Records from a collection of figures
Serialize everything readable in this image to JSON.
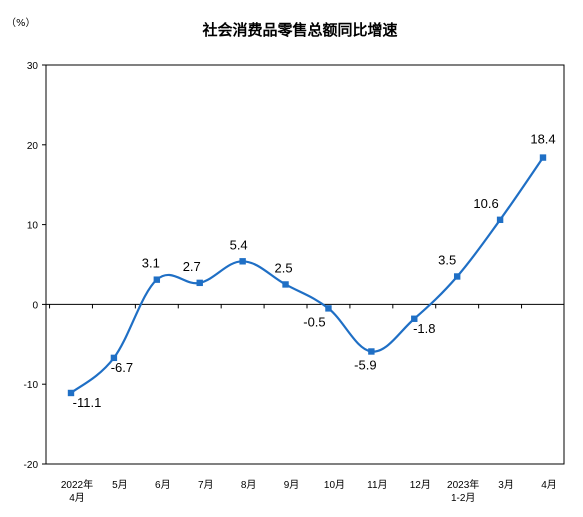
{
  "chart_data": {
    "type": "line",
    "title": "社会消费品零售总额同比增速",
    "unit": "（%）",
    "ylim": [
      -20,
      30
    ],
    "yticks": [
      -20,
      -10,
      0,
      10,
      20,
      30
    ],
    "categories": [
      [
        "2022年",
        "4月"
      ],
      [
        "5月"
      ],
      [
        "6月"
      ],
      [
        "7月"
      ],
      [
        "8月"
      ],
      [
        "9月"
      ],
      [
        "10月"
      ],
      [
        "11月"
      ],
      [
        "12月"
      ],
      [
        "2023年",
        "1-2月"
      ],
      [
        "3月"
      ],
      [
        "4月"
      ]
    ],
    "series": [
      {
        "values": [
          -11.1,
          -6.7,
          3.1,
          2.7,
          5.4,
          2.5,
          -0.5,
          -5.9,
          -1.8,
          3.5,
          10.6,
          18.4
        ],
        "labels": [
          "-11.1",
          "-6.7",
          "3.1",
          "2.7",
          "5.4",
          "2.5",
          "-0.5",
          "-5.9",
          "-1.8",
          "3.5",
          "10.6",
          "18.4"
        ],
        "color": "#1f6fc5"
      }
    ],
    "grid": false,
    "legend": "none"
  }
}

» **Directions for this task**:
The records above need to be given again exactly. Omit the pictures.

» **Answer to the exercise**:
Serialize everything readable in this image to JSON.
{
  "chart_data": {
    "type": "line",
    "title": "社会消费品零售总额同比增速",
    "unit": "（%）",
    "ylim": [
      -20,
      30
    ],
    "yticks": [
      -20,
      -10,
      0,
      10,
      20,
      30
    ],
    "categories": [
      [
        "2022年",
        "4月"
      ],
      [
        "5月"
      ],
      [
        "6月"
      ],
      [
        "7月"
      ],
      [
        "8月"
      ],
      [
        "9月"
      ],
      [
        "10月"
      ],
      [
        "11月"
      ],
      [
        "12月"
      ],
      [
        "2023年",
        "1-2月"
      ],
      [
        "3月"
      ],
      [
        "4月"
      ]
    ],
    "series": [
      {
        "values": [
          -11.1,
          -6.7,
          3.1,
          2.7,
          5.4,
          2.5,
          -0.5,
          -5.9,
          -1.8,
          3.5,
          10.6,
          18.4
        ],
        "labels": [
          "-11.1",
          "-6.7",
          "3.1",
          "2.7",
          "5.4",
          "2.5",
          "-0.5",
          "-5.9",
          "-1.8",
          "3.5",
          "10.6",
          "18.4"
        ],
        "color": "#1f6fc5"
      }
    ],
    "grid": false,
    "legend": "none"
  }
}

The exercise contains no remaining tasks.